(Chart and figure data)
******************************
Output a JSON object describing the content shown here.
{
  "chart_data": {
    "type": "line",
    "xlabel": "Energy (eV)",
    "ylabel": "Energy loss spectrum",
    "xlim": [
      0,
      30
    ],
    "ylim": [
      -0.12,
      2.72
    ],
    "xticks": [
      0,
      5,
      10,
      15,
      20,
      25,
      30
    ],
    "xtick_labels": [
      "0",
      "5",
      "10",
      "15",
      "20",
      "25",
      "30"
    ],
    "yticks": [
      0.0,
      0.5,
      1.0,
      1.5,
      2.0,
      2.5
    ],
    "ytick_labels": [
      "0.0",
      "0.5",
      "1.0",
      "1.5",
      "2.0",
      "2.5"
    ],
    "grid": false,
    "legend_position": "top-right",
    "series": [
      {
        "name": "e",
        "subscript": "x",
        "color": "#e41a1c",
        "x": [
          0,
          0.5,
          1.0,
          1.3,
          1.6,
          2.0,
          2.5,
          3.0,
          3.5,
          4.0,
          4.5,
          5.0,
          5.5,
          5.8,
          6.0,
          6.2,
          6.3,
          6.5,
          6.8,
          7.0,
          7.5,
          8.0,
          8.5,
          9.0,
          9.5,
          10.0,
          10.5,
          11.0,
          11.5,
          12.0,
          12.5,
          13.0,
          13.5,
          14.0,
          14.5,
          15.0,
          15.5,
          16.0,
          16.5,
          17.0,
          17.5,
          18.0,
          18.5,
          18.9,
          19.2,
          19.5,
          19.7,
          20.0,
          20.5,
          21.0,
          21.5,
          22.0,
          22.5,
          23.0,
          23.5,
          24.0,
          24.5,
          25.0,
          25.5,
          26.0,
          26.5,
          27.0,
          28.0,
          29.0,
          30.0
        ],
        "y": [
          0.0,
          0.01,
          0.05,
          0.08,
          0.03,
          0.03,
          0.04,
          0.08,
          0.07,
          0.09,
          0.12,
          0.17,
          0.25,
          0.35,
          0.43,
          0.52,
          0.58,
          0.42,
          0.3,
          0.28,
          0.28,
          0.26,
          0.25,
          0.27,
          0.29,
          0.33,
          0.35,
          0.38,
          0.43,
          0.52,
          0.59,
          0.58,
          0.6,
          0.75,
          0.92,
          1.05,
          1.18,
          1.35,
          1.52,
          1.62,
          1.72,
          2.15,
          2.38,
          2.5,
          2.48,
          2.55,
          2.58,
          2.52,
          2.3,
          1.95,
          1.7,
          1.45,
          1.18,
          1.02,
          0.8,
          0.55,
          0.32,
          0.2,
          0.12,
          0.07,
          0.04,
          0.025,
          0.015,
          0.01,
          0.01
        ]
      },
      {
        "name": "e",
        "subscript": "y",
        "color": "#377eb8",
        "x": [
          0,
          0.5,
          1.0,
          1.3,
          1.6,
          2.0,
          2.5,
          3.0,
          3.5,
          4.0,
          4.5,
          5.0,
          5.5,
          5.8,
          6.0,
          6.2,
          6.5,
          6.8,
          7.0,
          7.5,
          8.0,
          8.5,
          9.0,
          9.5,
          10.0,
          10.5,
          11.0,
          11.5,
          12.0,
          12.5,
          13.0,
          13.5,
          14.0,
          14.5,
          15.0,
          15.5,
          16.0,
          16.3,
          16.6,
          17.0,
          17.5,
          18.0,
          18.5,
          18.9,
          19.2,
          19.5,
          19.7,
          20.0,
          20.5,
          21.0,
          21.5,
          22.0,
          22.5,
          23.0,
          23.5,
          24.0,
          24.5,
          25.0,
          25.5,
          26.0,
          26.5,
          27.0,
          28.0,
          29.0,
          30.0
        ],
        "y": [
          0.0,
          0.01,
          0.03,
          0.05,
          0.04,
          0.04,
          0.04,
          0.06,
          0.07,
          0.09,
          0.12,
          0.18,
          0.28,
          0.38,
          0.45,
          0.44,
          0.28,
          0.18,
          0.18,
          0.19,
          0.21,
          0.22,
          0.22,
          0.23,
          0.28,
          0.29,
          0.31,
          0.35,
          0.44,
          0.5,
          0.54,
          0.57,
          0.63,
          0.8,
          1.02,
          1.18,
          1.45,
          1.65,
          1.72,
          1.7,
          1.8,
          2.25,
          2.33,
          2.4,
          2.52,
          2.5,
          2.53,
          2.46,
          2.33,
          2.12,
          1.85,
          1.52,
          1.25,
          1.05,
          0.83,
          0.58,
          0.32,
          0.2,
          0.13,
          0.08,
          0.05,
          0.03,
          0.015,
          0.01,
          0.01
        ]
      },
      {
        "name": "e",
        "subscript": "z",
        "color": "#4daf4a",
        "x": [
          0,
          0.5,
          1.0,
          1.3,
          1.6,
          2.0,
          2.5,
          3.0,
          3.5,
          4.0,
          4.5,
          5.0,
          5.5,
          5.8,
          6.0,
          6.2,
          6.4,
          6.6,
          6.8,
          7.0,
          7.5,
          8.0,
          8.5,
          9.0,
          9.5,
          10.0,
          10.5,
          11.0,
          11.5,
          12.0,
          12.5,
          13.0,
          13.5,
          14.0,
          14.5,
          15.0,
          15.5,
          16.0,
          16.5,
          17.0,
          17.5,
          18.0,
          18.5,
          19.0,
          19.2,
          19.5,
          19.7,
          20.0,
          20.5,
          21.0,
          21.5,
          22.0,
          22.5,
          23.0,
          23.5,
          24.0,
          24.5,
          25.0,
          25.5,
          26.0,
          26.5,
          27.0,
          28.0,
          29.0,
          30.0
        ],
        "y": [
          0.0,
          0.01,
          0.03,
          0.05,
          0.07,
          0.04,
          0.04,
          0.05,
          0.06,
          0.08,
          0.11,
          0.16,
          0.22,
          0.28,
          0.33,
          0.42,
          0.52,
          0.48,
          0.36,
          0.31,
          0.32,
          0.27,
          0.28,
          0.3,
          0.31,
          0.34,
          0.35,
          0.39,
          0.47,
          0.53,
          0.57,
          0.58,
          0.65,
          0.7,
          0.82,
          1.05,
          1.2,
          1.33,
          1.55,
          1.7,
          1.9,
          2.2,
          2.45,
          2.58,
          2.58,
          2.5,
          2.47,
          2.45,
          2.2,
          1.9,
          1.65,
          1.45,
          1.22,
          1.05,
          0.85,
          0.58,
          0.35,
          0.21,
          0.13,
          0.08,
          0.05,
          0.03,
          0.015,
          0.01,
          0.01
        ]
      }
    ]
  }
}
******************************
**Instructions to follow**
Determine how many lines include the string "color". Give no answer but the number.

**Result for this task**
3